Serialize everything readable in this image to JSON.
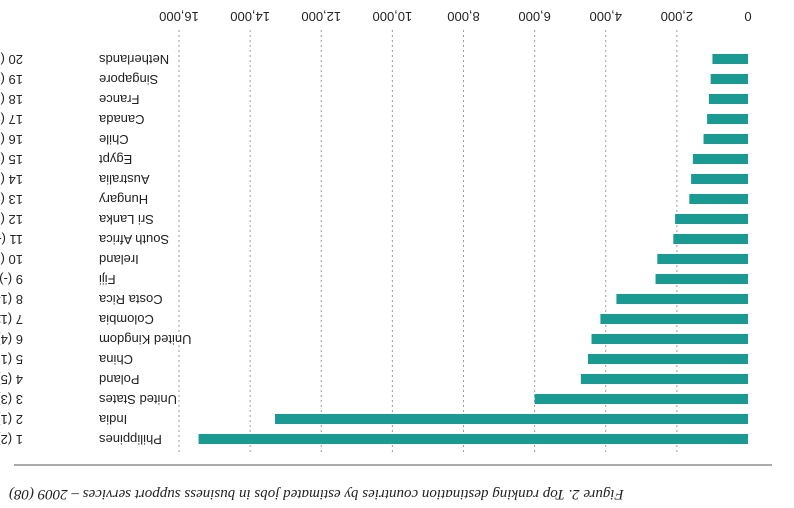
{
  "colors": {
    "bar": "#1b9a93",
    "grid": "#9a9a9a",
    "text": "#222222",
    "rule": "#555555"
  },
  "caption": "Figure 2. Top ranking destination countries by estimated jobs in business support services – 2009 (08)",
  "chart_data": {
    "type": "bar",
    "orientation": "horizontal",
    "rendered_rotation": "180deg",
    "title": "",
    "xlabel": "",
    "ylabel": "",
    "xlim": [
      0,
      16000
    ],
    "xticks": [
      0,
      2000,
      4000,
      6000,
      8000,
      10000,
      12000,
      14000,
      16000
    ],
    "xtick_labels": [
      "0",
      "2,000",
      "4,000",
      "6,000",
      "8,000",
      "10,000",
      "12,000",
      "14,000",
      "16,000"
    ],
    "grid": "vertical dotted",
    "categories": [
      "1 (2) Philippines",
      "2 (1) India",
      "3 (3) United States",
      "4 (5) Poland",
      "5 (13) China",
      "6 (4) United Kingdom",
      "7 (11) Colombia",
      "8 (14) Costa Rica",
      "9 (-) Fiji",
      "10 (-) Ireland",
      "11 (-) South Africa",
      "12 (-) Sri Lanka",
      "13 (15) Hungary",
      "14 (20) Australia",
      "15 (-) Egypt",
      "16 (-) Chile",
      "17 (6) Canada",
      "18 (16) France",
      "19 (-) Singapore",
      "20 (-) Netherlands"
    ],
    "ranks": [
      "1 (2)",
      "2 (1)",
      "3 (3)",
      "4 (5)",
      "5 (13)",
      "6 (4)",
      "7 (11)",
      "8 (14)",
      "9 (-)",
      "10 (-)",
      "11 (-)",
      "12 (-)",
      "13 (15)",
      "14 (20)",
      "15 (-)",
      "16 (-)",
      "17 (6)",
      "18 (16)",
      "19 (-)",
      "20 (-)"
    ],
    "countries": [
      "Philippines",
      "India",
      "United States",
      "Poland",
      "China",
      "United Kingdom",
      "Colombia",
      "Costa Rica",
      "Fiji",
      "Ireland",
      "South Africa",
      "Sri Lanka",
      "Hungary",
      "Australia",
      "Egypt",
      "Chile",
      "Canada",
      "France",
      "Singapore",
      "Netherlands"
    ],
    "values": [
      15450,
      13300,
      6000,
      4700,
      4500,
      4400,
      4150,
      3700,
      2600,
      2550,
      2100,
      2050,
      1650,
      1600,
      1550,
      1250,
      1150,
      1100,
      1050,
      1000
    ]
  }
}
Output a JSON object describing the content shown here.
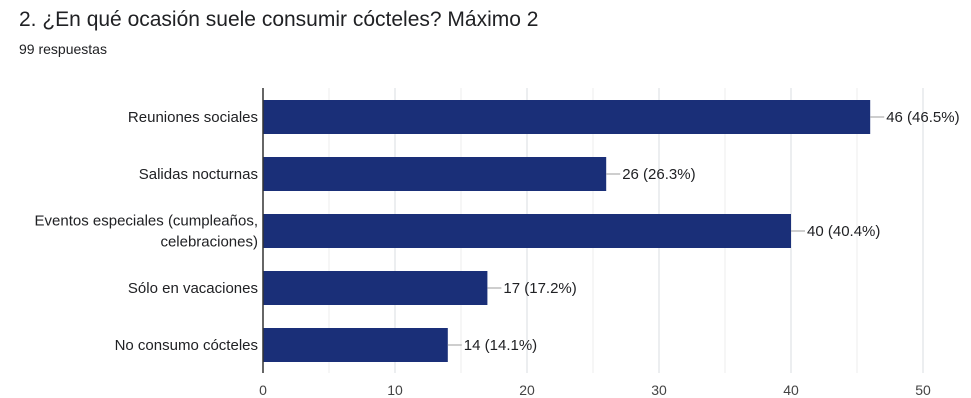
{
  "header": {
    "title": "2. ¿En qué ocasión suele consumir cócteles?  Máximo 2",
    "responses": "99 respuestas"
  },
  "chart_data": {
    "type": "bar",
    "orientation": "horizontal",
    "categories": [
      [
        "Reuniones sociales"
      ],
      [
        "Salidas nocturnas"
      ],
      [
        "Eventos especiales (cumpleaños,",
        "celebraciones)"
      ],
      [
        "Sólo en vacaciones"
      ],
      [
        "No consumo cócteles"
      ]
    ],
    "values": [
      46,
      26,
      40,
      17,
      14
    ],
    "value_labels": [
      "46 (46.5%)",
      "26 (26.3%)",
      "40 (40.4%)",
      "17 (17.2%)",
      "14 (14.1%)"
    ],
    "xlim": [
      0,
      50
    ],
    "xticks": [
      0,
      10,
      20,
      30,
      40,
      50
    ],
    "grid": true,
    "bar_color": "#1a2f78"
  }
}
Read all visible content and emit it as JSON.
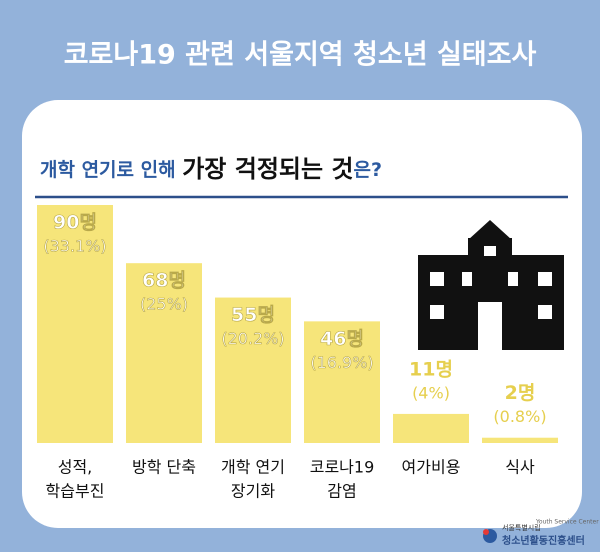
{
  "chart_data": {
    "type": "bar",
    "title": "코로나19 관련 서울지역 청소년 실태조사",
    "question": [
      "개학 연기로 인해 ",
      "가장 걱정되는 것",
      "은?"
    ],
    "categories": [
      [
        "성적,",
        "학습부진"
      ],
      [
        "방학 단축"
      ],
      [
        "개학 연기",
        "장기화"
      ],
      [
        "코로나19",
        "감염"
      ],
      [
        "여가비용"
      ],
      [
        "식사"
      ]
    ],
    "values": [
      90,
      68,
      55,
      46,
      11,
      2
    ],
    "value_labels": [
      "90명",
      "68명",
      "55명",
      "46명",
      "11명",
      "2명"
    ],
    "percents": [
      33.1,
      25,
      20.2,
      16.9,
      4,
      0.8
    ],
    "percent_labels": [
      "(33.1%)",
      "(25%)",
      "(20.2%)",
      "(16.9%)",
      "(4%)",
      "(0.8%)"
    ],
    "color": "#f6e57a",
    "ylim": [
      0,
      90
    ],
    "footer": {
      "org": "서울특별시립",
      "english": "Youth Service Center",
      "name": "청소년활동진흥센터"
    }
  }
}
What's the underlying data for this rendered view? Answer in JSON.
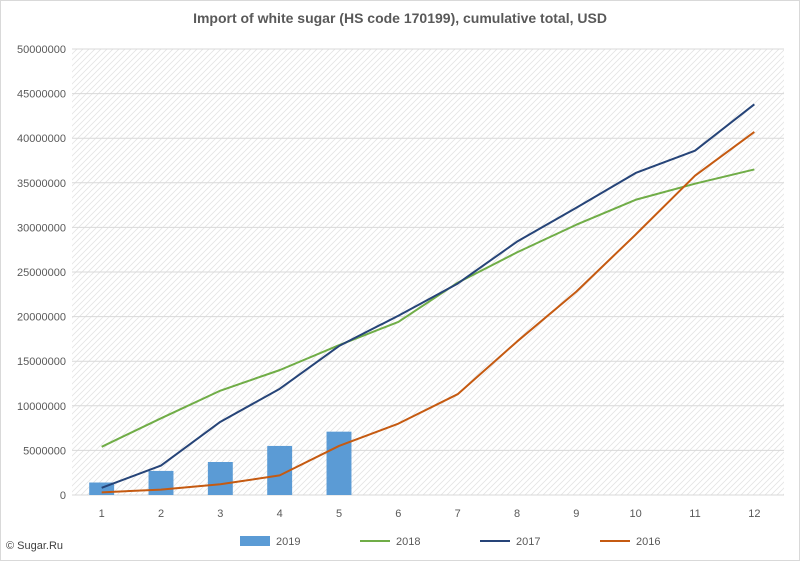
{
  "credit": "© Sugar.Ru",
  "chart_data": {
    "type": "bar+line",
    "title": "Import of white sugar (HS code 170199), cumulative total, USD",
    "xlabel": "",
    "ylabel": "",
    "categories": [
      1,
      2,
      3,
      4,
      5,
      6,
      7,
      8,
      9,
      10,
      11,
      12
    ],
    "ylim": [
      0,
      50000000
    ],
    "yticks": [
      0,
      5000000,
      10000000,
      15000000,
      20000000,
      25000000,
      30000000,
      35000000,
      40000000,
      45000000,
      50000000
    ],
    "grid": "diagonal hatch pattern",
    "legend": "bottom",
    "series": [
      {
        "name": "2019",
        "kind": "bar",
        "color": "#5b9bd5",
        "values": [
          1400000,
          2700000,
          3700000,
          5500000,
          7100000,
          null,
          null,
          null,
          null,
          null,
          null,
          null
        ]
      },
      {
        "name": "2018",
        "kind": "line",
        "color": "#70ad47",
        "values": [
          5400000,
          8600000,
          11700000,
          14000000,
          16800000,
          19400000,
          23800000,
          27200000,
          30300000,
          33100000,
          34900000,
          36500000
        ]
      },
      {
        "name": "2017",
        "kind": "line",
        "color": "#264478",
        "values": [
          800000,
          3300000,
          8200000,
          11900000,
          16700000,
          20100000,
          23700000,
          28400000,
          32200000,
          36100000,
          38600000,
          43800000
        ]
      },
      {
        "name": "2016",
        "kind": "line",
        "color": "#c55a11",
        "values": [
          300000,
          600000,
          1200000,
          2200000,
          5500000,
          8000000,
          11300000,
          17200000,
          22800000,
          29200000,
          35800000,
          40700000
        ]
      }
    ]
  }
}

___

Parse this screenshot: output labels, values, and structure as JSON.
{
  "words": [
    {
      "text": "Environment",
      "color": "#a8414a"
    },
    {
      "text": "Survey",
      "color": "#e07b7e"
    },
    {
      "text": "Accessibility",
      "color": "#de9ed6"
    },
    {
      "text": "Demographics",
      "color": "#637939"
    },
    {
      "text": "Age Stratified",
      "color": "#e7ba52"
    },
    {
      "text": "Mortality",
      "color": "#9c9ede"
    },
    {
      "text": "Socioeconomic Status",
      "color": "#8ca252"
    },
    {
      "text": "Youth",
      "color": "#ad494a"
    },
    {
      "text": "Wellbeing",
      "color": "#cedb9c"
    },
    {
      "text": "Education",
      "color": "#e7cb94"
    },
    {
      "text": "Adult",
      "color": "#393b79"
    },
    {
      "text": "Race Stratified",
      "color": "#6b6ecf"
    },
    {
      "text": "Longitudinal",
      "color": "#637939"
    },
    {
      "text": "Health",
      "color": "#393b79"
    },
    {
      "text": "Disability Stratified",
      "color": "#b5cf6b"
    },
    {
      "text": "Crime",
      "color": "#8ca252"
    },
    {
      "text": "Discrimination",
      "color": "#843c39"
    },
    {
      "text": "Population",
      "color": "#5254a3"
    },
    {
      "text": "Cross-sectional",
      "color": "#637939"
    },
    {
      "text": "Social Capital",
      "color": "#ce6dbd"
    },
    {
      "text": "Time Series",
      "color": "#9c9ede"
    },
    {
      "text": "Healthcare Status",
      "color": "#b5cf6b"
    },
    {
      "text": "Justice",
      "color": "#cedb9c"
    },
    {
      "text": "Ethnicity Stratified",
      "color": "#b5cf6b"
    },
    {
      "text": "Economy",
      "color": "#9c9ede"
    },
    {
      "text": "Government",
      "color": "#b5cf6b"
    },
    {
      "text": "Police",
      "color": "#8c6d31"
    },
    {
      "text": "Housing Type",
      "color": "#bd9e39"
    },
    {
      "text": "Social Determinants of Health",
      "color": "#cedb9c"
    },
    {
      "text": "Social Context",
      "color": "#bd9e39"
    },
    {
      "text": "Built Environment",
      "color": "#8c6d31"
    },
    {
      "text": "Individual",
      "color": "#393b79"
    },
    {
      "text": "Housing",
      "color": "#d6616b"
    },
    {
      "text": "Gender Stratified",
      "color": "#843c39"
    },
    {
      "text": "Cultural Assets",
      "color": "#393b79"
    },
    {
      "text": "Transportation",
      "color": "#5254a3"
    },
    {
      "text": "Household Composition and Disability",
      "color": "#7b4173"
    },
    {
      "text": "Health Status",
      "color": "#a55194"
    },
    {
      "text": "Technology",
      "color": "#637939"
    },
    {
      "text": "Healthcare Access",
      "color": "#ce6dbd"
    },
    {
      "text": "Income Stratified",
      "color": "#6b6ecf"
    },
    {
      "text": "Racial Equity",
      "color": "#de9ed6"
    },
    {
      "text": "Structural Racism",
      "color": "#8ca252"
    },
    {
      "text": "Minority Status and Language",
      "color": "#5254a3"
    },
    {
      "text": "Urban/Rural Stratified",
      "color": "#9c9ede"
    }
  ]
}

___

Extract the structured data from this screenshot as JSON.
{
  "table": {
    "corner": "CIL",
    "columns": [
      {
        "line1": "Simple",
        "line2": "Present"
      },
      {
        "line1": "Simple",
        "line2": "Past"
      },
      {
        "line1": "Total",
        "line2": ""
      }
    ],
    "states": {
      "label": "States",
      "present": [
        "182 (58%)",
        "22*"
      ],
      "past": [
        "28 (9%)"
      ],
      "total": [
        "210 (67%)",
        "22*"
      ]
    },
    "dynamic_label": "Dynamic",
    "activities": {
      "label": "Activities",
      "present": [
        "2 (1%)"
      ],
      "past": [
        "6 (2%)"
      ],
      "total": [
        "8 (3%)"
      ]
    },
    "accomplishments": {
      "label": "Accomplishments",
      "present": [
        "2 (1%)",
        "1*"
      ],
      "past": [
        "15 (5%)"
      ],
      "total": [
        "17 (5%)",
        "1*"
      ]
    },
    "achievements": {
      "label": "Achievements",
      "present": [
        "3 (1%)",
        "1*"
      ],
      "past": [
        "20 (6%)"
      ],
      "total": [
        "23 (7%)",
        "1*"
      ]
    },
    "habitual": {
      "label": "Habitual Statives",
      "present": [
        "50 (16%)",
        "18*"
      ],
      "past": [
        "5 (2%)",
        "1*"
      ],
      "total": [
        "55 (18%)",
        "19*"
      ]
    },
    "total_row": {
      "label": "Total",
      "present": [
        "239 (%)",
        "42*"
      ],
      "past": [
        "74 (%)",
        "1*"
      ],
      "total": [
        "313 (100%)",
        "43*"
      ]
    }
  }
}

___

EXERCISE DIRECTIONS:
Search the entries for the word "cócteles", then list each line that holds it.

PROBLEM SOLUTION:
    "title": "2. ¿En qué ocasión suele consumir cócteles?  Máximo 2",
        "No consumo cócteles"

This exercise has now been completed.